━━━ TEXT SECTION ━━━

GAWK_LETTER_BIGRAMS_SCRIPT="BEGIN {
    OFS=\"\t\";
}{
  word = \$2
  incidence = \$3
  word_len = length(word)
  if (word_len > 1) {
    for (i = 1; i <= (word_len-1); i++) {
      bigram=substr(word, i, 2)
      bigram_incidence[bigram] = bigram_incidence[bigram] + incidence
    }
  }
} END {
  for (i in bigram_incidence) {
    if (i ~ /^[abcdefghijklmnopqrstuvwxyzæøå]*$/) {
      print i, bigram_incidence[i]
    }
  }
}"

GAWK_SENTENCE_SCRIPT="BEGIN {
    OFS=\"\t\";
    is_sentence = 0;
}
  \$0 !~ /^<.*>$/ {
    word = tolower(\$1)
    if (is_sentence == 0) {
      sentence = word
    } else {
      sentence = sentence\" \"word
    }
    is_sentence = 1;
  }
  \$0 ~ /^<.*>$/ {
    if (is_sentence == 1) {
      print sentence
      sentence=\"\"
      is_sentence=0
    }
  }"

━━━ EXTRACTED RECORDS ━━━

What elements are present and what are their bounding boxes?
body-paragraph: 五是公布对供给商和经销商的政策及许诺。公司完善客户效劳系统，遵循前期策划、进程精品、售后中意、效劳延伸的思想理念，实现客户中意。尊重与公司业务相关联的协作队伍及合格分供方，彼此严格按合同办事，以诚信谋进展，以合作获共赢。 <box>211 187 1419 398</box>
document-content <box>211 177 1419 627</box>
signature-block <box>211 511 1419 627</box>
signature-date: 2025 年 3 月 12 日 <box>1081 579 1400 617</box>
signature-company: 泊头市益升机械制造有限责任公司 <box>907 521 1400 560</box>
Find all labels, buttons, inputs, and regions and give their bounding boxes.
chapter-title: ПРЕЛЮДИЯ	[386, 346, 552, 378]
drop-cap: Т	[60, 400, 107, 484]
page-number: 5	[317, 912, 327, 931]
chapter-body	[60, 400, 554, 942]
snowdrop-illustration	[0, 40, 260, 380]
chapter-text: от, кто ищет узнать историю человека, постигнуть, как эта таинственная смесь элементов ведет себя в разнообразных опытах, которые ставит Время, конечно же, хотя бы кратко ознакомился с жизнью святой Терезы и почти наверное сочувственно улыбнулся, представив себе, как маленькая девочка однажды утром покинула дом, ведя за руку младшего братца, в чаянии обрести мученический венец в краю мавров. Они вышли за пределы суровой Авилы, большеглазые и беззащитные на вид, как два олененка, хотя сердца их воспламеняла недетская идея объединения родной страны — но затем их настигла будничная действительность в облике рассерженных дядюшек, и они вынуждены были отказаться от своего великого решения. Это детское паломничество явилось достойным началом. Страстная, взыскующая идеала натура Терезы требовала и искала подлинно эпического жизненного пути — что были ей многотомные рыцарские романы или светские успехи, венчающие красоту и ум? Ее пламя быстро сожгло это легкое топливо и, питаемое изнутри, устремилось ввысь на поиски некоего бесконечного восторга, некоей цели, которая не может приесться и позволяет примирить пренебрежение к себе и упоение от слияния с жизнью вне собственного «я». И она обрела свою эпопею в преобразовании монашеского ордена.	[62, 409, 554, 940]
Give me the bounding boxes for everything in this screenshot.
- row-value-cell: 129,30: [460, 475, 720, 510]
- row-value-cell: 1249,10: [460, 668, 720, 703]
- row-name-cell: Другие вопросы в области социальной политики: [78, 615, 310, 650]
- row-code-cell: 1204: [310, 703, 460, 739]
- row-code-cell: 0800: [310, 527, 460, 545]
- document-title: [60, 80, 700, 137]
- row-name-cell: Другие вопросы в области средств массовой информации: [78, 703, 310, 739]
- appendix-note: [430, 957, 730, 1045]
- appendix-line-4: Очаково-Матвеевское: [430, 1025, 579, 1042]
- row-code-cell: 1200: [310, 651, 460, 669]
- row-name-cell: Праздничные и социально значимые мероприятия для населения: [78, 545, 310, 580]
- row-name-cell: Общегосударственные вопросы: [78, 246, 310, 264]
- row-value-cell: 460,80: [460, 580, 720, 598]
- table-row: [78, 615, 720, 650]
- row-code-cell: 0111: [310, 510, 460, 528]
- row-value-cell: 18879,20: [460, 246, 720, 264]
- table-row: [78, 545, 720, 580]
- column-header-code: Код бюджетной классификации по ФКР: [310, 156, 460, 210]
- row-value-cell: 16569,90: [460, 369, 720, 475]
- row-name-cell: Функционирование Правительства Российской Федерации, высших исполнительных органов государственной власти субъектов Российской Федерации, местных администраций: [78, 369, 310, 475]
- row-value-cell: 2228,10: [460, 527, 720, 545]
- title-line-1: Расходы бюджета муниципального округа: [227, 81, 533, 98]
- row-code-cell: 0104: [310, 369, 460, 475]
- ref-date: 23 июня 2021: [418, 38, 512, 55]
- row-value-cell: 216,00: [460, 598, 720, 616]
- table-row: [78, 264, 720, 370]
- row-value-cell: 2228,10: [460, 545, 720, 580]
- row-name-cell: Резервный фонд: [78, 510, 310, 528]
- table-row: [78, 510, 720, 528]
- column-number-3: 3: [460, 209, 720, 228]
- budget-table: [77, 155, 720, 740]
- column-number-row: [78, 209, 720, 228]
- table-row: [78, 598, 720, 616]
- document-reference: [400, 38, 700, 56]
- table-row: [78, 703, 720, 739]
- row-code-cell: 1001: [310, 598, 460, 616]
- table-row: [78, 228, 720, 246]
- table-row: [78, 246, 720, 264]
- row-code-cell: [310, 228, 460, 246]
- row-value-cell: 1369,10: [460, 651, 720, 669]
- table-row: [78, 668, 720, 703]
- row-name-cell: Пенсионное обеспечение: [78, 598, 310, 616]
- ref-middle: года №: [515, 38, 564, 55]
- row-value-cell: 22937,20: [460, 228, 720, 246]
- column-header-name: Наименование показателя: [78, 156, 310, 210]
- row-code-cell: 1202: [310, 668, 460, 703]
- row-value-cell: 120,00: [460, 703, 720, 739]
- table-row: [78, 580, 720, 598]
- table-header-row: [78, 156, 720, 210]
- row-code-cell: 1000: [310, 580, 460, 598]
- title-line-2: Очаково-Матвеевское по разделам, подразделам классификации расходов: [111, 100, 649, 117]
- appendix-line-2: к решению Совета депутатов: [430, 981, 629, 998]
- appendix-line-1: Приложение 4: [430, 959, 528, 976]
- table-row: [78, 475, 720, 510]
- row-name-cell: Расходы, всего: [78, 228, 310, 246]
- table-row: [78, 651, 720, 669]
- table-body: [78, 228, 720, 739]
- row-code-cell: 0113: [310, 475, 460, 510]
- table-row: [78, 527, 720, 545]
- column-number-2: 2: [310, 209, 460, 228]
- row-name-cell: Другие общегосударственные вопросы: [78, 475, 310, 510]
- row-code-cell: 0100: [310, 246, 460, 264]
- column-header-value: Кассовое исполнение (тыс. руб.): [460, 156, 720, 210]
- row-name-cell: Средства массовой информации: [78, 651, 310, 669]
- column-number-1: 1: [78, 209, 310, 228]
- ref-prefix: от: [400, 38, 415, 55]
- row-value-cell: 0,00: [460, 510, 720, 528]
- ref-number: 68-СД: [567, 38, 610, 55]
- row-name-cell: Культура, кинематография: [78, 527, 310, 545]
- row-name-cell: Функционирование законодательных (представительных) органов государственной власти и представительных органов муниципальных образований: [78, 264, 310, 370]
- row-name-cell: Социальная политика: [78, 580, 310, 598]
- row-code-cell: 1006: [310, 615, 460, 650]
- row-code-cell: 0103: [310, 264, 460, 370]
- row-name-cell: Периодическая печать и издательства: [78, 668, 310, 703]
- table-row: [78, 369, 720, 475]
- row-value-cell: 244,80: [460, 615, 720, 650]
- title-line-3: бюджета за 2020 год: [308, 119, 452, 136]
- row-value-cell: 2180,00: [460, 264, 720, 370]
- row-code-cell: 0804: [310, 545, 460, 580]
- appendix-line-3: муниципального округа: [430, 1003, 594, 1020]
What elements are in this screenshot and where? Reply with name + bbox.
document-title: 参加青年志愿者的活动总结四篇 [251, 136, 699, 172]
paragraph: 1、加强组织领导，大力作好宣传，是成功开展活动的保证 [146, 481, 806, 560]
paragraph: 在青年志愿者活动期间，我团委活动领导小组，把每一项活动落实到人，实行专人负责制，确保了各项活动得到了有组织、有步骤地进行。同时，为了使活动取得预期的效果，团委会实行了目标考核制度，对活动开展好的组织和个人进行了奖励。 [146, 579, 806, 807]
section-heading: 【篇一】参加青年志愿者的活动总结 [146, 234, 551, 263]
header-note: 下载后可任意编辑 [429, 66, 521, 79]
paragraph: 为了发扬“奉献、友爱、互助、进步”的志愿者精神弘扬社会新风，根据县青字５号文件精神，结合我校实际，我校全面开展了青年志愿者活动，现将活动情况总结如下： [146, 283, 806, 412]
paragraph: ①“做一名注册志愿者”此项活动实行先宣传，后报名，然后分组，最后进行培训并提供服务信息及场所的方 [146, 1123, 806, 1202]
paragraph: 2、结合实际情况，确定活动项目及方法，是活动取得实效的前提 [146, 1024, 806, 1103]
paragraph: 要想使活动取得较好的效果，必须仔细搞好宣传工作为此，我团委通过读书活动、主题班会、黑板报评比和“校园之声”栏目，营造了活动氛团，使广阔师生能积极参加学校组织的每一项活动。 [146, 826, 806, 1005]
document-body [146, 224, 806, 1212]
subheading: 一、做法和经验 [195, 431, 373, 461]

━━━

EXERCISE REQUIREMENTS:
a) Answer these questions about the gawk scripts:
(i) What value does each BEGIN block assign to OFS?
(ii) How long must a word be for the bigram script to count its bigrams?
(iii) Which function does the sentence script apply to $1 before adding it to the sentence?
b) Carry on the gawk scripts from the point where they stop.
These entries are taken from a different source than the gawk scripts.

FINAL ANSWERS:
a)
(i) A tab character ("\t").
(ii) Longer than one character (word_len > 1).
(iii) tolower.

b)
# ------------------------------------------------------------------------------
#  DEFAULT VALUES
# ------------------------------------------------------------------------------

DCP_CORPUS_PATH="${DCP_CORPUS_PATH:-./dsl}"
DCP_OUTPUT_PATH="${DCP_OUTPUT_PATH:-.}"
DCP_TEMP_PATH="${DCP_TEMP_PATH:-/tmp}"
DCP_CPU="${DCP_CPU:-2}"
DCP_WORDS_TBL="${DCP_WORDS_TBL:-words.tsv}"
DCP_LEMMAS_TBL="${DCP_LEMMAS_TBL:-lemmas.tsv}"
DCP_POS_TBL="${DCP_POS_TBL:-pos.tsv}"
DCP_TAGS_TBL="${DCP_TAGS_TBL:-tags.tsv}"
DCP_SENTENCES_TBL="${DCP_SENTENCES_TBL:-sentences.txt}"
DCP_WLPT_CHARACTER_TBL="${DCP_WLPT_CHARACTER_TBL:-wlptc.tsv}"
DCP_WLPT_ID_TBL="${DCP_WLPT_ID_TBL:-wlpt.tsv}"
DCP_WPIS_TBL="${DCP_WPIS_TBL:-wpis.tsv}"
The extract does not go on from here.